SET EXERCISE:
Can you find the lines of the listing that include "panel" and copy every one?

[Figure record extracts]
# # # #
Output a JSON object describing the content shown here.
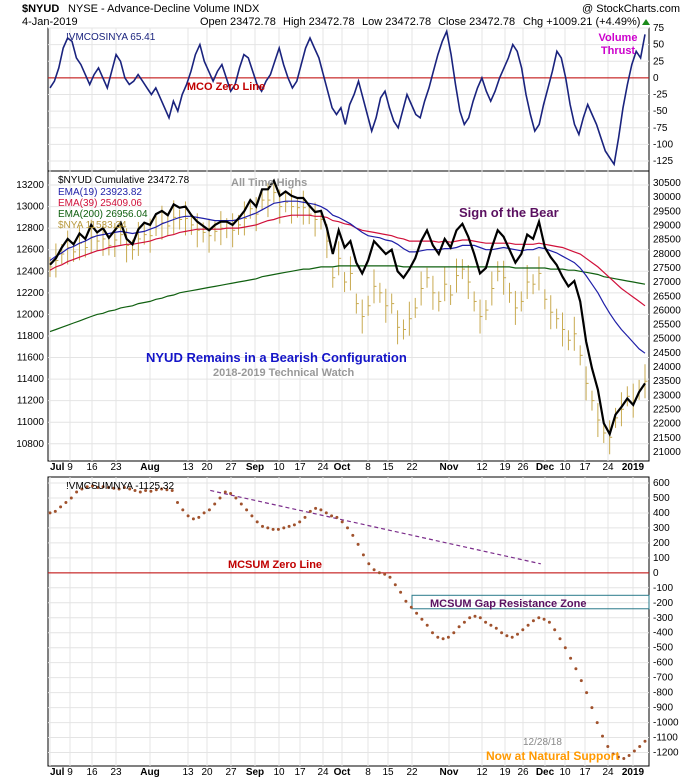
{
  "header": {
    "symbol": "$NYUD",
    "description": "NYSE - Advance-Decline Volume INDX",
    "watermark": "@ StockCharts.com",
    "date": "4-Jan-2019",
    "open": "Open 23472.78",
    "high": "High 23472.78",
    "low": "Low 23472.78",
    "close": "Close 23472.78",
    "chg": "Chg +1009.21 (+4.49%)"
  },
  "colors": {
    "mco_line": "#1a237e",
    "zero_line": "#c00000",
    "cumulative": "#000000",
    "ema19": "#1f1fa8",
    "ema39": "#d0103a",
    "ema200": "#106010",
    "nya_bars": "#c8aa50",
    "mcsum_dots": "#a0522d",
    "trend": "#7b2d8b",
    "blue_text": "#1414c8",
    "magenta_text": "#cc00cc",
    "orange_text": "#ff9900",
    "purple_text": "#5a1060"
  },
  "x_axis": {
    "labels": [
      "Jul",
      "9",
      "16",
      "23",
      "Aug",
      "13",
      "20",
      "27",
      "Sep",
      "10",
      "17",
      "24",
      "Oct",
      "8",
      "15",
      "22",
      "Nov",
      "12",
      "19",
      "26",
      "Dec",
      "10",
      "17",
      "24",
      "2019"
    ],
    "bold": [
      "Jul",
      "Aug",
      "Sep",
      "Oct",
      "Nov",
      "Dec",
      "2019"
    ]
  },
  "chart_data": [
    {
      "type": "line",
      "name": "panel-mco",
      "legend": "!VMCOSINYA 65.41",
      "ylim": [
        -140,
        75
      ],
      "yticks": [
        75,
        50,
        25,
        0,
        -25,
        -50,
        -75,
        -100,
        -125
      ],
      "zero_label": "MCO Zero Line",
      "thrust_label": [
        "Volume",
        "Thrust"
      ],
      "series": [
        {
          "values": [
            -15,
            -5,
            15,
            45,
            60,
            55,
            30,
            20,
            5,
            -10,
            5,
            15,
            0,
            -15,
            10,
            35,
            25,
            0,
            -10,
            -5,
            5,
            -5,
            -15,
            -25,
            -15,
            -30,
            -45,
            -60,
            -35,
            -50,
            -25,
            -10,
            10,
            35,
            50,
            25,
            10,
            -5,
            10,
            20,
            0,
            -20,
            -10,
            15,
            35,
            30,
            10,
            -10,
            -20,
            -5,
            5,
            25,
            45,
            20,
            0,
            -15,
            -5,
            20,
            45,
            60,
            45,
            30,
            5,
            -20,
            -45,
            -55,
            -45,
            -70,
            -40,
            -25,
            -5,
            -30,
            -55,
            -80,
            -60,
            -30,
            -20,
            -45,
            -65,
            -75,
            -50,
            -25,
            -40,
            -55,
            -60,
            -35,
            -15,
            10,
            35,
            55,
            70,
            35,
            -10,
            -50,
            -70,
            -60,
            -35,
            -15,
            0,
            -20,
            -35,
            -20,
            0,
            15,
            30,
            50,
            40,
            15,
            -25,
            -55,
            -80,
            -70,
            -40,
            -15,
            10,
            40,
            30,
            0,
            -40,
            -70,
            -85,
            -60,
            -40,
            -55,
            -70,
            -90,
            -110,
            -120,
            -130,
            -90,
            -45,
            -10,
            20,
            40,
            30,
            65.41
          ]
        }
      ]
    },
    {
      "type": "line",
      "name": "panel-price",
      "ylim": [
        10640,
        13330
      ],
      "yticks_left": [
        13200,
        13000,
        12800,
        12600,
        12400,
        12200,
        12000,
        11800,
        11600,
        11400,
        11200,
        11000,
        10800
      ],
      "yticks_right": [
        30500,
        30000,
        29500,
        29000,
        28500,
        28000,
        27500,
        27000,
        26500,
        26000,
        25500,
        25000,
        24500,
        24000,
        23500,
        23000,
        22500,
        22000,
        21500,
        21000
      ],
      "legend": [
        {
          "text": "$NYUD Cumulative 23472.78",
          "color": "#000000"
        },
        {
          "text": "EMA(19) 23923.82",
          "color": "#1f1fa8"
        },
        {
          "text": "EMA(39) 25409.06",
          "color": "#d0103a"
        },
        {
          "text": "EMA(200) 26956.04",
          "color": "#106010"
        },
        {
          "text": "$NYA 11533.34",
          "color": "#b89a40"
        }
      ],
      "annotations": {
        "all_time_highs": "All Time Highs",
        "sign_of_bear": "Sign of the Bear",
        "bearish": "NYUD Remains in a Bearish Configuration",
        "watch": "2018-2019 Technical Watch"
      },
      "series": [
        {
          "name": "$NYUD Cumulative",
          "values": [
            12460,
            12520,
            12620,
            12700,
            12650,
            12750,
            12700,
            12830,
            12760,
            12800,
            12710,
            12780,
            12850,
            12700,
            12650,
            12790,
            12850,
            12830,
            12930,
            12960,
            12920,
            13020,
            12990,
            13000,
            12920,
            12860,
            12820,
            12780,
            12830,
            12860,
            12860,
            12830,
            12890,
            12960,
            13060,
            13000,
            13160,
            13160,
            13240,
            13100,
            13140,
            13100,
            13080,
            13080,
            13010,
            12950,
            12960,
            12800,
            12560,
            12780,
            12620,
            12680,
            12480,
            12380,
            12500,
            12680,
            12620,
            12560,
            12600,
            12400,
            12340,
            12420,
            12520,
            12680,
            12780,
            12640,
            12560,
            12700,
            12620,
            12780,
            12840,
            12720,
            12560,
            12380,
            12430,
            12620,
            12780,
            12720,
            12600,
            12480,
            12560,
            12740,
            12700,
            12860,
            12620,
            12530,
            12460,
            12350,
            12260,
            12310,
            12120,
            11750,
            11500,
            11300,
            10990,
            10890,
            11070,
            11140,
            11220,
            11160,
            11280,
            11360
          ]
        },
        {
          "name": "EMA(19)",
          "values": [
            12500,
            12540,
            12570,
            12610,
            12630,
            12660,
            12680,
            12710,
            12730,
            12740,
            12750,
            12760,
            12770,
            12760,
            12750,
            12760,
            12770,
            12790,
            12810,
            12840,
            12860,
            12880,
            12900,
            12910,
            12910,
            12900,
            12890,
            12880,
            12870,
            12870,
            12870,
            12870,
            12880,
            12900,
            12920,
            12940,
            12970,
            13000,
            13030,
            13040,
            13050,
            13050,
            13050,
            13040,
            13030,
            13020,
            13000,
            12970,
            12920,
            12900,
            12870,
            12840,
            12800,
            12760,
            12730,
            12720,
            12710,
            12690,
            12680,
            12650,
            12610,
            12580,
            12580,
            12590,
            12600,
            12600,
            12600,
            12610,
            12610,
            12620,
            12640,
            12640,
            12640,
            12620,
            12600,
            12600,
            12610,
            12620,
            12610,
            12600,
            12590,
            12600,
            12600,
            12620,
            12610,
            12590,
            12570,
            12540,
            12510,
            12480,
            12430,
            12360,
            12280,
            12200,
            12100,
            12010,
            11930,
            11860,
            11800,
            11740,
            11680,
            11640
          ]
        },
        {
          "name": "EMA(39)",
          "values": [
            12410,
            12440,
            12460,
            12490,
            12510,
            12530,
            12550,
            12570,
            12590,
            12600,
            12620,
            12630,
            12640,
            12650,
            12650,
            12660,
            12670,
            12680,
            12700,
            12710,
            12730,
            12740,
            12760,
            12770,
            12780,
            12790,
            12790,
            12790,
            12790,
            12790,
            12800,
            12800,
            12800,
            12810,
            12820,
            12830,
            12850,
            12870,
            12880,
            12900,
            12910,
            12920,
            12920,
            12920,
            12920,
            12910,
            12910,
            12900,
            12870,
            12860,
            12840,
            12830,
            12800,
            12780,
            12770,
            12760,
            12750,
            12740,
            12730,
            12710,
            12700,
            12680,
            12680,
            12680,
            12680,
            12680,
            12670,
            12680,
            12670,
            12680,
            12690,
            12690,
            12680,
            12670,
            12660,
            12660,
            12660,
            12660,
            12660,
            12650,
            12650,
            12650,
            12650,
            12660,
            12650,
            12640,
            12630,
            12620,
            12600,
            12580,
            12560,
            12520,
            12480,
            12440,
            12390,
            12340,
            12290,
            12240,
            12200,
            12160,
            12120,
            12080
          ]
        },
        {
          "name": "EMA(200)",
          "values": [
            11840,
            11860,
            11880,
            11900,
            11920,
            11940,
            11960,
            11980,
            12000,
            12010,
            12030,
            12040,
            12060,
            12070,
            12080,
            12100,
            12110,
            12120,
            12140,
            12150,
            12170,
            12180,
            12200,
            12210,
            12220,
            12230,
            12240,
            12250,
            12260,
            12270,
            12280,
            12290,
            12300,
            12310,
            12320,
            12330,
            12350,
            12360,
            12370,
            12380,
            12390,
            12400,
            12410,
            12420,
            12420,
            12430,
            12440,
            12440,
            12440,
            12450,
            12450,
            12450,
            12450,
            12450,
            12450,
            12450,
            12450,
            12450,
            12450,
            12450,
            12440,
            12440,
            12440,
            12440,
            12440,
            12440,
            12440,
            12440,
            12440,
            12440,
            12440,
            12440,
            12440,
            12440,
            12440,
            12440,
            12440,
            12440,
            12440,
            12430,
            12430,
            12430,
            12430,
            12430,
            12430,
            12420,
            12420,
            12420,
            12410,
            12410,
            12400,
            12390,
            12380,
            12370,
            12350,
            12340,
            12330,
            12320,
            12310,
            12300,
            12290,
            12280
          ]
        },
        {
          "name": "$NYA",
          "values": [
            12440,
            12500,
            12560,
            12620,
            12580,
            12660,
            12620,
            12720,
            12680,
            12700,
            12640,
            12690,
            12740,
            12640,
            12600,
            12700,
            12740,
            12730,
            12820,
            12850,
            12820,
            12900,
            12880,
            12890,
            12830,
            12780,
            12760,
            12730,
            12770,
            12800,
            12800,
            12780,
            12830,
            12890,
            12980,
            12930,
            13060,
            13060,
            13130,
            13000,
            13040,
            13000,
            12990,
            12990,
            12930,
            12880,
            12880,
            12680,
            12340,
            12520,
            12300,
            12380,
            12100,
            11980,
            12080,
            12260,
            12200,
            12080,
            12100,
            11880,
            11860,
            11960,
            12060,
            12240,
            12340,
            12200,
            12120,
            12280,
            12180,
            12360,
            12420,
            12300,
            12120,
            11980,
            12040,
            12240,
            12400,
            12340,
            12200,
            12060,
            12120,
            12300,
            12280,
            12380,
            12140,
            12020,
            11960,
            11860,
            11760,
            11820,
            11620,
            11360,
            11200,
            11020,
            10900,
            10860,
            11040,
            11120,
            11240,
            11200,
            11300,
            11380
          ]
        }
      ]
    },
    {
      "type": "scatter",
      "name": "panel-mcsum",
      "legend": "!VMCSUMNYA -1125.32",
      "ylim": [
        -1290,
        640
      ],
      "yticks": [
        600,
        500,
        400,
        300,
        200,
        100,
        0,
        -100,
        -200,
        -300,
        -400,
        -500,
        -600,
        -700,
        -800,
        -900,
        -1000,
        -1100,
        -1200
      ],
      "zero_label": "MCSUM Zero Line",
      "gap_label": "MCSUM Gap Resistance Zone",
      "gap_zone": [
        -150,
        -240
      ],
      "trendline_from": [
        0.27,
        550
      ],
      "trendline_to": [
        0.82,
        60
      ],
      "date_note": "12/28/18",
      "support_label": "Now at Natural Support",
      "series": [
        {
          "values": [
            400,
            410,
            440,
            470,
            500,
            540,
            560,
            575,
            580,
            570,
            575,
            570,
            565,
            560,
            570,
            560,
            550,
            540,
            550,
            545,
            555,
            560,
            555,
            550,
            470,
            420,
            380,
            360,
            370,
            400,
            420,
            460,
            500,
            540,
            530,
            500,
            460,
            420,
            380,
            340,
            310,
            300,
            290,
            290,
            300,
            310,
            320,
            340,
            370,
            410,
            430,
            420,
            400,
            380,
            370,
            340,
            300,
            250,
            190,
            120,
            60,
            20,
            0,
            -10,
            -30,
            -80,
            -130,
            -190,
            -230,
            -270,
            -310,
            -350,
            -400,
            -430,
            -440,
            -430,
            -400,
            -360,
            -330,
            -300,
            -290,
            -300,
            -330,
            -350,
            -370,
            -400,
            -420,
            -430,
            -410,
            -380,
            -350,
            -320,
            -300,
            -310,
            -330,
            -380,
            -440,
            -500,
            -570,
            -640,
            -720,
            -800,
            -900,
            -1000,
            -1090,
            -1160,
            -1210,
            -1230,
            -1240,
            -1220,
            -1190,
            -1160,
            -1125.32
          ]
        }
      ]
    }
  ]
}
# # # #
OUTPUT BELOW:
      "name": "panel-mco",
      "name": "panel-price",
      "name": "panel-mcsum",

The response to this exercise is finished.